Work to be completed: Gather every line of the entries that includes the word "hoursly".

+++ Data shown

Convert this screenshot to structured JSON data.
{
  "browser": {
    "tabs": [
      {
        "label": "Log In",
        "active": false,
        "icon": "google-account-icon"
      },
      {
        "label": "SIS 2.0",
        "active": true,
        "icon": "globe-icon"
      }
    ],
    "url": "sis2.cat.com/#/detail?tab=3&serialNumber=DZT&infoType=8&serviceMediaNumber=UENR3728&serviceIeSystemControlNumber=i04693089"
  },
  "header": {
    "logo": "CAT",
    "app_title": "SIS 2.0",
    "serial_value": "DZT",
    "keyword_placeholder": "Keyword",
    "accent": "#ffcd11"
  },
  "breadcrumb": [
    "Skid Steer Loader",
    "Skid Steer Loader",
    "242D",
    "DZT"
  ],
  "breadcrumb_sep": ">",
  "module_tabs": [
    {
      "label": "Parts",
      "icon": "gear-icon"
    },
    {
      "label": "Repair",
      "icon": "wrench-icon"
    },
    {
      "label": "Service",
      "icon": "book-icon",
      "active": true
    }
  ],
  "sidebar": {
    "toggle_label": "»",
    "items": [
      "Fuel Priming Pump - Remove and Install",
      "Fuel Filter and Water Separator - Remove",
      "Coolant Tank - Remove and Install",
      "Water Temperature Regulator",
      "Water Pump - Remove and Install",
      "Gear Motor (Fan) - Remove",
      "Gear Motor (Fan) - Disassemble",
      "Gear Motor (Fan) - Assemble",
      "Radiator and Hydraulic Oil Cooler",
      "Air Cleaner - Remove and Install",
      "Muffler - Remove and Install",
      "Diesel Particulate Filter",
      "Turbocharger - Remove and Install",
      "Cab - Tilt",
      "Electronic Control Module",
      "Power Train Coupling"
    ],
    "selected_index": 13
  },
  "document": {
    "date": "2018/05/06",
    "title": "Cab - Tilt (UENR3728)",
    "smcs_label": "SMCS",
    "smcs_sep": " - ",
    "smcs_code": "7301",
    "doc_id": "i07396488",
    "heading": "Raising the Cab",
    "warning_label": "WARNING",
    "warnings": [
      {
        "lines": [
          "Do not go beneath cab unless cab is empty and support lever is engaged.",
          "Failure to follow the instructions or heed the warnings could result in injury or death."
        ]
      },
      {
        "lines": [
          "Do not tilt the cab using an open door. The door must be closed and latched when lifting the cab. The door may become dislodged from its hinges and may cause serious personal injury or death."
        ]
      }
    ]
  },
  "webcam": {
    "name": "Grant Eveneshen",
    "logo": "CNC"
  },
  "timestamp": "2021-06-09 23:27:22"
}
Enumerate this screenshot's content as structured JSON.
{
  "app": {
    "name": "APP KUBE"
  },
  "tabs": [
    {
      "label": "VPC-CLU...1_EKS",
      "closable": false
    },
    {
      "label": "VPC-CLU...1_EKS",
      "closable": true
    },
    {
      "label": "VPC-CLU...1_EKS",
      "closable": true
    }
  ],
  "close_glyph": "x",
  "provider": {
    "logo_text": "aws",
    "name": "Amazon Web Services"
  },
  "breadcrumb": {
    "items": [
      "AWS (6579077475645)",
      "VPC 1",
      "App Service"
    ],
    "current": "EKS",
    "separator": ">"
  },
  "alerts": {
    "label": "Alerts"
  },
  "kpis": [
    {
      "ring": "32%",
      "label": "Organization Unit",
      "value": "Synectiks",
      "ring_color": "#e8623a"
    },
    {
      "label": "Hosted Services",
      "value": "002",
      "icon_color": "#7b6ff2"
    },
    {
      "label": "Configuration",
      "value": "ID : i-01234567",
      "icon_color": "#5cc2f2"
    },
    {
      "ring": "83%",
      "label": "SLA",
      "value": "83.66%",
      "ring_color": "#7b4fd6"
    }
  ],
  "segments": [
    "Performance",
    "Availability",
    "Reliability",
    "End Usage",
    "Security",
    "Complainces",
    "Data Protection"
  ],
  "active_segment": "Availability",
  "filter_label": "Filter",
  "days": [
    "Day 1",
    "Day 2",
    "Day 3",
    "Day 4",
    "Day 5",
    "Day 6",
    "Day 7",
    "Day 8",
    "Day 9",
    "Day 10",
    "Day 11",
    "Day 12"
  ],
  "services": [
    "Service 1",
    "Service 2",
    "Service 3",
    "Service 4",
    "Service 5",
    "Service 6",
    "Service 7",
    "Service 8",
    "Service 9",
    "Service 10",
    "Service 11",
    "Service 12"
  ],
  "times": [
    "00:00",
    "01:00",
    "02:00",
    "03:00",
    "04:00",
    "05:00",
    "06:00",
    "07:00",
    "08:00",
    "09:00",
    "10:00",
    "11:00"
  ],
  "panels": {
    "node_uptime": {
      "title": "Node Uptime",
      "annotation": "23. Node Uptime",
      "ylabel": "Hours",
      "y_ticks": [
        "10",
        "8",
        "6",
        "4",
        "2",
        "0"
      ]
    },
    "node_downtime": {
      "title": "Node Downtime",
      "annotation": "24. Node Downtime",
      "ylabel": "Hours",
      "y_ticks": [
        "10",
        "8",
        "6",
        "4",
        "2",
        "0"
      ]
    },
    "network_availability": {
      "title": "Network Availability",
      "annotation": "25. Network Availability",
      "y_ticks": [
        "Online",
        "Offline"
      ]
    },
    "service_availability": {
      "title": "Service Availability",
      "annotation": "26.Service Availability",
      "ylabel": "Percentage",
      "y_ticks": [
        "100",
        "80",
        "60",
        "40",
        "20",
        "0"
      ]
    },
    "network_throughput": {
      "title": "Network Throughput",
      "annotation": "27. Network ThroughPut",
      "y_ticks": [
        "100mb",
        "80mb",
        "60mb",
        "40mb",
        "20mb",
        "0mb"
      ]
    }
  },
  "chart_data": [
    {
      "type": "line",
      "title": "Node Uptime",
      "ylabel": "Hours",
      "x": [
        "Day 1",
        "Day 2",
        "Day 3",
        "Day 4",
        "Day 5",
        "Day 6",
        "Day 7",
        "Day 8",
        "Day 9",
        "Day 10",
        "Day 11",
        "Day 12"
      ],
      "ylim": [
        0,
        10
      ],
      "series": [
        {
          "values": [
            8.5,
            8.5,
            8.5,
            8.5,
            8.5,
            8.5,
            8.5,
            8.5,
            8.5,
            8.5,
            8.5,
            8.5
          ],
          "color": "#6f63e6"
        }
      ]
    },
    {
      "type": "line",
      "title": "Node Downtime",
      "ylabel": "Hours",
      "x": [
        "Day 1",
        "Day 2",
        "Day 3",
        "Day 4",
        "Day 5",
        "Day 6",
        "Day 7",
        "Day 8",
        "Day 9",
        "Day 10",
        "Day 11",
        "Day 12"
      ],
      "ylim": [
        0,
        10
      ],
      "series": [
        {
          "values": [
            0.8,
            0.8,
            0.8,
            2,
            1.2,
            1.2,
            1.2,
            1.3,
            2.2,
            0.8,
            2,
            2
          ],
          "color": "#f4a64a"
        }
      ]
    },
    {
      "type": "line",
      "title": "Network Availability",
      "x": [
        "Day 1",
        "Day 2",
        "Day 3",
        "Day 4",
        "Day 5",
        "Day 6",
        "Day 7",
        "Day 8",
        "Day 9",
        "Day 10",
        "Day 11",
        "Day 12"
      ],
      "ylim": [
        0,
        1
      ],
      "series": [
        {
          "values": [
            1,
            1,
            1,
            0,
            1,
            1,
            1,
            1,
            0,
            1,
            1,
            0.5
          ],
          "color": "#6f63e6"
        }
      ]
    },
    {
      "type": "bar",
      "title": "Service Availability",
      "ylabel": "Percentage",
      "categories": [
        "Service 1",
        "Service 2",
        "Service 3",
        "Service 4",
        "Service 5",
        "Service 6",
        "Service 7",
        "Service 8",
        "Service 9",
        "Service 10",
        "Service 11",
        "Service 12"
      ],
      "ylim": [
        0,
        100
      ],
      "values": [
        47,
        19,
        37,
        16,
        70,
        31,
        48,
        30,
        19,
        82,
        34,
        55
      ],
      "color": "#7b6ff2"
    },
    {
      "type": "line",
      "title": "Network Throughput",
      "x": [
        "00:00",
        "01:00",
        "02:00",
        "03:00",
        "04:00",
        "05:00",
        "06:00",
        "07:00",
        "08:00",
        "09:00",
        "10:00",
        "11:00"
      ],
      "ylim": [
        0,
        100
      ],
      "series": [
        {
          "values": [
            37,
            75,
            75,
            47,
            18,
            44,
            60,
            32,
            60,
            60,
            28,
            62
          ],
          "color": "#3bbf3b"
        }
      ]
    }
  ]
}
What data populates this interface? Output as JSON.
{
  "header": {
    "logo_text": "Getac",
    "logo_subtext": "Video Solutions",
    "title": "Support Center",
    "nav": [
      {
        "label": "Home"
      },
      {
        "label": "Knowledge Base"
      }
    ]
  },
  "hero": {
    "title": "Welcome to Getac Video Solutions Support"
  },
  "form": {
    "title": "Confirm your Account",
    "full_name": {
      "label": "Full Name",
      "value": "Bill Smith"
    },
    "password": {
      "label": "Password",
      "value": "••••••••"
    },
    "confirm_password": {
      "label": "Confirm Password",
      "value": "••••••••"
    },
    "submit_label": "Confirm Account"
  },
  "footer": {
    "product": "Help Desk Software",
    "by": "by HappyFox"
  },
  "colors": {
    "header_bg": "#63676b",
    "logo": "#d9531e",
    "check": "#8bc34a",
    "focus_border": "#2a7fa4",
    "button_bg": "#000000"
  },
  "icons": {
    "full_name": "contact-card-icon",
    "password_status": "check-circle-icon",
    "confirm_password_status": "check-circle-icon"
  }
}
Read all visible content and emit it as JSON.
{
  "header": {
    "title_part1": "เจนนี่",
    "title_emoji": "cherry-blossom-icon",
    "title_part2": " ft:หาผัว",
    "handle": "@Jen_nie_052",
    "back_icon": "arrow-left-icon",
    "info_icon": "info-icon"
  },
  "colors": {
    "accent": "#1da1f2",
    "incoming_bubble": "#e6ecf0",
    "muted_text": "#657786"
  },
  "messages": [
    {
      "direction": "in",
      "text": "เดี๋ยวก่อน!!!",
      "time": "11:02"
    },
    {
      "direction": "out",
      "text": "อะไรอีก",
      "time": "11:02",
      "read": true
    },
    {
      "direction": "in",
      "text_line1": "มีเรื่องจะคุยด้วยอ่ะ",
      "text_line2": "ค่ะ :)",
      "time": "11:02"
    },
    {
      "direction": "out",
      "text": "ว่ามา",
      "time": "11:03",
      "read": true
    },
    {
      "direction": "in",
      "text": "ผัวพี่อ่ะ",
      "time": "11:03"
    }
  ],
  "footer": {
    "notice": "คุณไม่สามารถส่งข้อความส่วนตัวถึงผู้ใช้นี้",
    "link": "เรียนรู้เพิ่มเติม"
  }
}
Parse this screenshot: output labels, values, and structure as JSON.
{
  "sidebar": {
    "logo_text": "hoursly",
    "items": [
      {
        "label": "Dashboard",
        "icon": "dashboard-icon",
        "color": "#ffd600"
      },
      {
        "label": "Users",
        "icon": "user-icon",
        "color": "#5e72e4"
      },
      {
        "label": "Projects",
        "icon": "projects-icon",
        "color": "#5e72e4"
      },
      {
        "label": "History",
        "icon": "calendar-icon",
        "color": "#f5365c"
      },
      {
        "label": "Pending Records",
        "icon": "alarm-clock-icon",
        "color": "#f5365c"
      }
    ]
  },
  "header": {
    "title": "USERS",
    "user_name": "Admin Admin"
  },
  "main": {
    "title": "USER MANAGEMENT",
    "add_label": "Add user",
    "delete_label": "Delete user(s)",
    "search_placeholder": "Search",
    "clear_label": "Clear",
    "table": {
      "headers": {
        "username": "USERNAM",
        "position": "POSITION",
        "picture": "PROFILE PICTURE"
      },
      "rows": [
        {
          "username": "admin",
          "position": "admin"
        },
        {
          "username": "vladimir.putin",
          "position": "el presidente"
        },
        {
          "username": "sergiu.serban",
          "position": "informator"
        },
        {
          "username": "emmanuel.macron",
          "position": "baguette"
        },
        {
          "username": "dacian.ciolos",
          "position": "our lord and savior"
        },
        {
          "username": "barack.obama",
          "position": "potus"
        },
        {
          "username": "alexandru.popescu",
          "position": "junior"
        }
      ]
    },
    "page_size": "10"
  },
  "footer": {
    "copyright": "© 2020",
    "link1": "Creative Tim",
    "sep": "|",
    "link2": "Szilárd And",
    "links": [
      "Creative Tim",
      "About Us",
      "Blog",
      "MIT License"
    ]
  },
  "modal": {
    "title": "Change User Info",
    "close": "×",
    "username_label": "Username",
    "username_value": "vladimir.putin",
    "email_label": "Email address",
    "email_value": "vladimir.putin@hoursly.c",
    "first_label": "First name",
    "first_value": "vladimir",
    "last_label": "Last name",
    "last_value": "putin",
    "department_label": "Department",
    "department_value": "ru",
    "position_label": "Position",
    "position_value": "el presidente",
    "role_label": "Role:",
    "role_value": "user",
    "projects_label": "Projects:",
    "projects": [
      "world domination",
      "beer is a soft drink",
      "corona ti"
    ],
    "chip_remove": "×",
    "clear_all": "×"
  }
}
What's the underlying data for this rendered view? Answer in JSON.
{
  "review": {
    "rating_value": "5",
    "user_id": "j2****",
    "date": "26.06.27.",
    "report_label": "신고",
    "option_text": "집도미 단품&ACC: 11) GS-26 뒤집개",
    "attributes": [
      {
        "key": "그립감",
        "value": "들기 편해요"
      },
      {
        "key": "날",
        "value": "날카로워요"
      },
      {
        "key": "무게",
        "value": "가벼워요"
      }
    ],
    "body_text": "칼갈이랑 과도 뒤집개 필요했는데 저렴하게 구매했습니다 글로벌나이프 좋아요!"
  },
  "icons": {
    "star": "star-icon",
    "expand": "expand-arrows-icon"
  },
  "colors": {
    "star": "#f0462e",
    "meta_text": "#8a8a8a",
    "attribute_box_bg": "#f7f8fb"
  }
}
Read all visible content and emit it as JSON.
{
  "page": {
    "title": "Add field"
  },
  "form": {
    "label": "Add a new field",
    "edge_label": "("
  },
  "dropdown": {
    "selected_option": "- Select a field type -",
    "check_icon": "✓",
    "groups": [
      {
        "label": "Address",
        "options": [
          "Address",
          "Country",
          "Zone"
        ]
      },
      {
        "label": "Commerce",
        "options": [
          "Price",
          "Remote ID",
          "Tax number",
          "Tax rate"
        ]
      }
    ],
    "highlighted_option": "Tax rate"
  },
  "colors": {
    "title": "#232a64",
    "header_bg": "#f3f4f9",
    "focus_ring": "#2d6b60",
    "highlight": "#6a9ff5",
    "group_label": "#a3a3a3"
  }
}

++++++

Exercise solution:
    "logo_text": "hoursly",
    "email_value": "vladimir.putin@hoursly.c",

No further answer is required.